Write the material out again exactly as it stands.
** Start of Exercise data **
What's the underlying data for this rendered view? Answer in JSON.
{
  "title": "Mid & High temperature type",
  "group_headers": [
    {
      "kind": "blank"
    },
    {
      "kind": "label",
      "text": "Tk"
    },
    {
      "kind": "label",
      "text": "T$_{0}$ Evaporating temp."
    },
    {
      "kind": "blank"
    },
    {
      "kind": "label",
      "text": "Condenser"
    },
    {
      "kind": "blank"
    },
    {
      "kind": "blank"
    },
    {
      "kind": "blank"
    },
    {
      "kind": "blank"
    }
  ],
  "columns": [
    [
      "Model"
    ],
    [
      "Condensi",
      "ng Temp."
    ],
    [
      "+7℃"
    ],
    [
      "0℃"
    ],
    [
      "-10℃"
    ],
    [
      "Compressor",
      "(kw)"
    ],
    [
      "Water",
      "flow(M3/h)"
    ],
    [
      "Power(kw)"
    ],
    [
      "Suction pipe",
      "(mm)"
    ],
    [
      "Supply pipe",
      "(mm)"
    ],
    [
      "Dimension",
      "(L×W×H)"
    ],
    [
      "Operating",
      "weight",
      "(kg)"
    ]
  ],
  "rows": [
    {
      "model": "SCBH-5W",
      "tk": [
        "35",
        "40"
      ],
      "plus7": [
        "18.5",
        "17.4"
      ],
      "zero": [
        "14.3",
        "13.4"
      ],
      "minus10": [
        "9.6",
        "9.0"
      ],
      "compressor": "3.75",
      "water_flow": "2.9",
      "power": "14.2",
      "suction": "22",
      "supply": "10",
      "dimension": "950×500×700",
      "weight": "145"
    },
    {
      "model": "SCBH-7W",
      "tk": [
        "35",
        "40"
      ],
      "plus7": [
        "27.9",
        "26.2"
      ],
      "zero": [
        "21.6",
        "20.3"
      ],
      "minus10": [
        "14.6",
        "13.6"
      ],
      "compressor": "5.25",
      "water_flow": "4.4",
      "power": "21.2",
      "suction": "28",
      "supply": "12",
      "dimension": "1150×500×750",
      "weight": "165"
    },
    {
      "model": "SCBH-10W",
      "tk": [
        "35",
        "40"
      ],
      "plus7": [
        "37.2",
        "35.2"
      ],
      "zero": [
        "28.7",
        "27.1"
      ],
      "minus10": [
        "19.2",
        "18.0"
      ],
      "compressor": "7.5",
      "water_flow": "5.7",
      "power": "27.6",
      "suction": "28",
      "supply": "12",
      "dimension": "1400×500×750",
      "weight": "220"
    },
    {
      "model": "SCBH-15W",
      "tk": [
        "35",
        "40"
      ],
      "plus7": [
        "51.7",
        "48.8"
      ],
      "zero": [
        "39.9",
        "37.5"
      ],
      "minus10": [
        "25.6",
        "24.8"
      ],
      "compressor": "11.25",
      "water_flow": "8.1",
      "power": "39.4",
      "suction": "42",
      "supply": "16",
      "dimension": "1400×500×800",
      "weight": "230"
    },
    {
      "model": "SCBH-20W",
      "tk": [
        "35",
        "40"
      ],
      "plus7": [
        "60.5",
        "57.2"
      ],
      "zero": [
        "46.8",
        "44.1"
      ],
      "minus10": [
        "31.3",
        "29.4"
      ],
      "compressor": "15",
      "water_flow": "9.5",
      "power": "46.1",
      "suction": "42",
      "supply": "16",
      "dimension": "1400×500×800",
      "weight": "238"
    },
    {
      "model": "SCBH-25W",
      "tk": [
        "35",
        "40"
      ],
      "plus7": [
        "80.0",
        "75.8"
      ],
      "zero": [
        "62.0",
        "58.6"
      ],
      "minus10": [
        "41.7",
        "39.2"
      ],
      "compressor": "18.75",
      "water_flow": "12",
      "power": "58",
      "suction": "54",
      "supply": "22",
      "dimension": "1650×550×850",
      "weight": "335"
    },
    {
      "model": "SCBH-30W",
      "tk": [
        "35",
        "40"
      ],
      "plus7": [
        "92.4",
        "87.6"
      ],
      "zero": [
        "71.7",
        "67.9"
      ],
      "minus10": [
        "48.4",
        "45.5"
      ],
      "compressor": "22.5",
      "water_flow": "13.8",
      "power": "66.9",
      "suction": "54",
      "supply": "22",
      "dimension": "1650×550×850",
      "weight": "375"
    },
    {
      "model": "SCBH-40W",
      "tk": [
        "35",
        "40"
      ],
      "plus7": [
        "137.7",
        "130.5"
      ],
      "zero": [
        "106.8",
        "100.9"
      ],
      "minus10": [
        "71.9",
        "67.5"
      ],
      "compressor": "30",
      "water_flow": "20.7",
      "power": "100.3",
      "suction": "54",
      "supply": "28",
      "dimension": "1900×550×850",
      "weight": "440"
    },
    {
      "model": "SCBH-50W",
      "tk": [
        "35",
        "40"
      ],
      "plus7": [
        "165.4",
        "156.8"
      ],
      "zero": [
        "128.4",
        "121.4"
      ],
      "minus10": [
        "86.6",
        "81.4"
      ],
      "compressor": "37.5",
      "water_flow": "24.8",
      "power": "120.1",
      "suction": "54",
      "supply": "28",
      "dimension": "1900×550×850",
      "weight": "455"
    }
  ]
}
** End of Exercise data **
Response to this task:
What's the underlying data for this rendered view? Answer in JSON.
{
  "title": "Mid & High temperature type",
  "group_headers": [
    {
      "kind": "blank"
    },
    {
      "kind": "label",
      "text": "Tk"
    },
    {
      "kind": "label",
      "text": "T$_{0}$ Evaporating temp."
    },
    {
      "kind": "blank"
    },
    {
      "kind": "label",
      "text": "Condenser"
    },
    {
      "kind": "blank"
    },
    {
      "kind": "blank"
    },
    {
      "kind": "blank"
    },
    {
      "kind": "blank"
    }
  ],
  "columns": [
    [
      "Model"
    ],
    [
      "Condensi",
      "ng Temp."
    ],
    [
      "+7℃"
    ],
    [
      "0℃"
    ],
    [
      "-10℃"
    ],
    [
      "Compressor",
      "(kw)"
    ],
    [
      "Water",
      "flow(M3/h)"
    ],
    [
      "Power(kw)"
    ],
    [
      "Suction pipe",
      "(mm)"
    ],
    [
      "Supply pipe",
      "(mm)"
    ],
    [
      "Dimension",
      "(L×W×H)"
    ],
    [
      "Operating",
      "weight",
      "(kg)"
    ]
  ],
  "rows": [
    {
      "model": "SCBH-5W",
      "tk": [
        "35",
        "40"
      ],
      "plus7": [
        "18.5",
        "17.4"
      ],
      "zero": [
        "14.3",
        "13.4"
      ],
      "minus10": [
        "9.6",
        "9.0"
      ],
      "compressor": "3.75",
      "water_flow": "2.9",
      "power": "14.2",
      "suction": "22",
      "supply": "10",
      "dimension": "950×500×700",
      "weight": "145"
    },
    {
      "model": "SCBH-7W",
      "tk": [
        "35",
        "40"
      ],
      "plus7": [
        "27.9",
        "26.2"
      ],
      "zero": [
        "21.6",
        "20.3"
      ],
      "minus10": [
        "14.6",
        "13.6"
      ],
      "compressor": "5.25",
      "water_flow": "4.4",
      "power": "21.2",
      "suction": "28",
      "supply": "12",
      "dimension": "1150×500×750",
      "weight": "165"
    },
    {
      "model": "SCBH-10W",
      "tk": [
        "35",
        "40"
      ],
      "plus7": [
        "37.2",
        "35.2"
      ],
      "zero": [
        "28.7",
        "27.1"
      ],
      "minus10": [
        "19.2",
        "18.0"
      ],
      "compressor": "7.5",
      "water_flow": "5.7",
      "power": "27.6",
      "suction": "28",
      "supply": "12",
      "dimension": "1400×500×750",
      "weight": "220"
    },
    {
      "model": "SCBH-15W",
      "tk": [
        "35",
        "40"
      ],
      "plus7": [
        "51.7",
        "48.8"
      ],
      "zero": [
        "39.9",
        "37.5"
      ],
      "minus10": [
        "25.6",
        "24.8"
      ],
      "compressor": "11.25",
      "water_flow": "8.1",
      "power": "39.4",
      "suction": "42",
      "supply": "16",
      "dimension": "1400×500×800",
      "weight": "230"
    },
    {
      "model": "SCBH-20W",
      "tk": [
        "35",
        "40"
      ],
      "plus7": [
        "60.5",
        "57.2"
      ],
      "zero": [
        "46.8",
        "44.1"
      ],
      "minus10": [
        "31.3",
        "29.4"
      ],
      "compressor": "15",
      "water_flow": "9.5",
      "power": "46.1",
      "suction": "42",
      "supply": "16",
      "dimension": "1400×500×800",
      "weight": "238"
    },
    {
      "model": "SCBH-25W",
      "tk": [
        "35",
        "40"
      ],
      "plus7": [
        "80.0",
        "75.8"
      ],
      "zero": [
        "62.0",
        "58.6"
      ],
      "minus10": [
        "41.7",
        "39.2"
      ],
      "compressor": "18.75",
      "water_flow": "12",
      "power": "58",
      "suction": "54",
      "supply": "22",
      "dimension": "1650×550×850",
      "weight": "335"
    },
    {
      "model": "SCBH-30W",
      "tk": [
        "35",
        "40"
      ],
      "plus7": [
        "92.4",
        "87.6"
      ],
      "zero": [
        "71.7",
        "67.9"
      ],
      "minus10": [
        "48.4",
        "45.5"
      ],
      "compressor": "22.5",
      "water_flow": "13.8",
      "power": "66.9",
      "suction": "54",
      "supply": "22",
      "dimension": "1650×550×850",
      "weight": "375"
    },
    {
      "model": "SCBH-40W",
      "tk": [
        "35",
        "40"
      ],
      "plus7": [
        "137.7",
        "130.5"
      ],
      "zero": [
        "106.8",
        "100.9"
      ],
      "minus10": [
        "71.9",
        "67.5"
      ],
      "compressor": "30",
      "water_flow": "20.7",
      "power": "100.3",
      "suction": "54",
      "supply": "28",
      "dimension": "1900×550×850",
      "weight": "440"
    },
    {
      "model": "SCBH-50W",
      "tk": [
        "35",
        "40"
      ],
      "plus7": [
        "165.4",
        "156.8"
      ],
      "zero": [
        "128.4",
        "121.4"
      ],
      "minus10": [
        "86.6",
        "81.4"
      ],
      "compressor": "37.5",
      "water_flow": "24.8",
      "power": "120.1",
      "suction": "54",
      "supply": "28",
      "dimension": "1900×550×850",
      "weight": "455"
    }
  ]
}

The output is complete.